— BEGIN Input rows —

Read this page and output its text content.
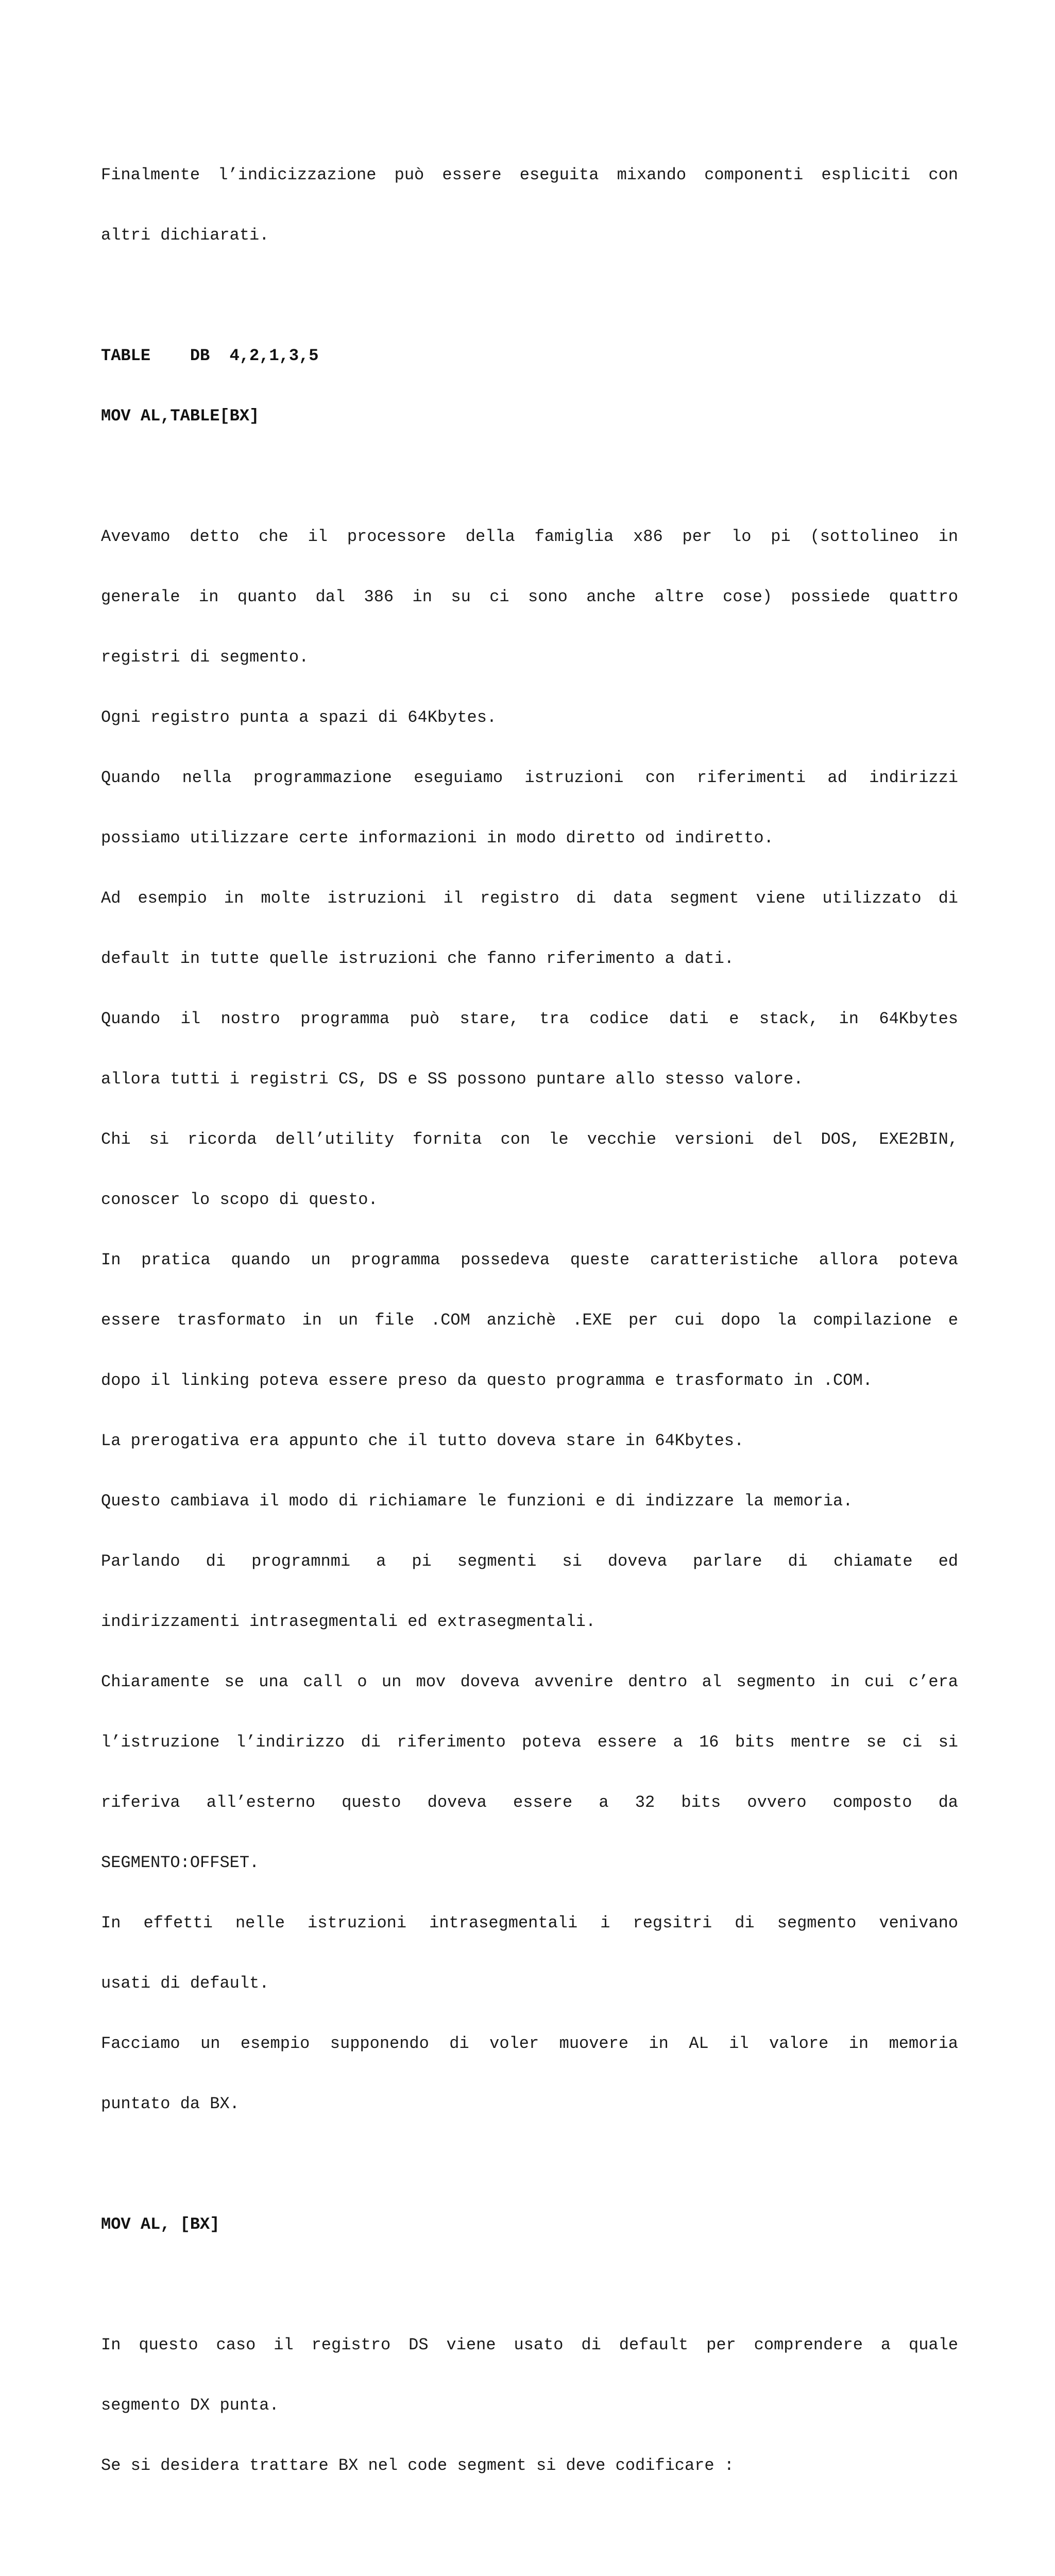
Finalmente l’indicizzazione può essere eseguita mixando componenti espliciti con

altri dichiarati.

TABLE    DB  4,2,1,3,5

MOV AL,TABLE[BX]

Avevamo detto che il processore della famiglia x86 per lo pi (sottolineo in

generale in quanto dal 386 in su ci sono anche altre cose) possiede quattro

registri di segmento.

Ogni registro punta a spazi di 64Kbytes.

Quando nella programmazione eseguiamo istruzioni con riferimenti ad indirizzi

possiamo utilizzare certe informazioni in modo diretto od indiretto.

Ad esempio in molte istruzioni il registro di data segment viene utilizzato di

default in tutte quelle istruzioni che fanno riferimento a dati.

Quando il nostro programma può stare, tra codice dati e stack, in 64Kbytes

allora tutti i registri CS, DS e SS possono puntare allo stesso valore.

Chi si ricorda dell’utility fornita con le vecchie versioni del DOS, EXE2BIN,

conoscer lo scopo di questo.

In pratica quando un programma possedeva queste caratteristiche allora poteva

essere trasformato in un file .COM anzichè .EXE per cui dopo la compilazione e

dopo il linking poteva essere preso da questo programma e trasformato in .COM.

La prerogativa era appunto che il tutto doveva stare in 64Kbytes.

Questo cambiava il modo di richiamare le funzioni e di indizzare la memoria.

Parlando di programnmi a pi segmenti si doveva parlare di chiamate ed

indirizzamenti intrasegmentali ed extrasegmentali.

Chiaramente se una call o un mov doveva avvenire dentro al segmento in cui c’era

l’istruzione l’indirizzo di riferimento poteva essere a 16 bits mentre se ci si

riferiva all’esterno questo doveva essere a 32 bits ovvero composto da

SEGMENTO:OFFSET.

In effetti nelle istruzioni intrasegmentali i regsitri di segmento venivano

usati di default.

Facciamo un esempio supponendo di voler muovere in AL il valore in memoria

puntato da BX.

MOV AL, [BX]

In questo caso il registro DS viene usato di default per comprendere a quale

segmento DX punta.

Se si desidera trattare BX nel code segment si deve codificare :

— END Input rows —

## Stated goal
State how many lines of the entries above include the word "dopo", offering no text other than the number.

## Answer to the task
2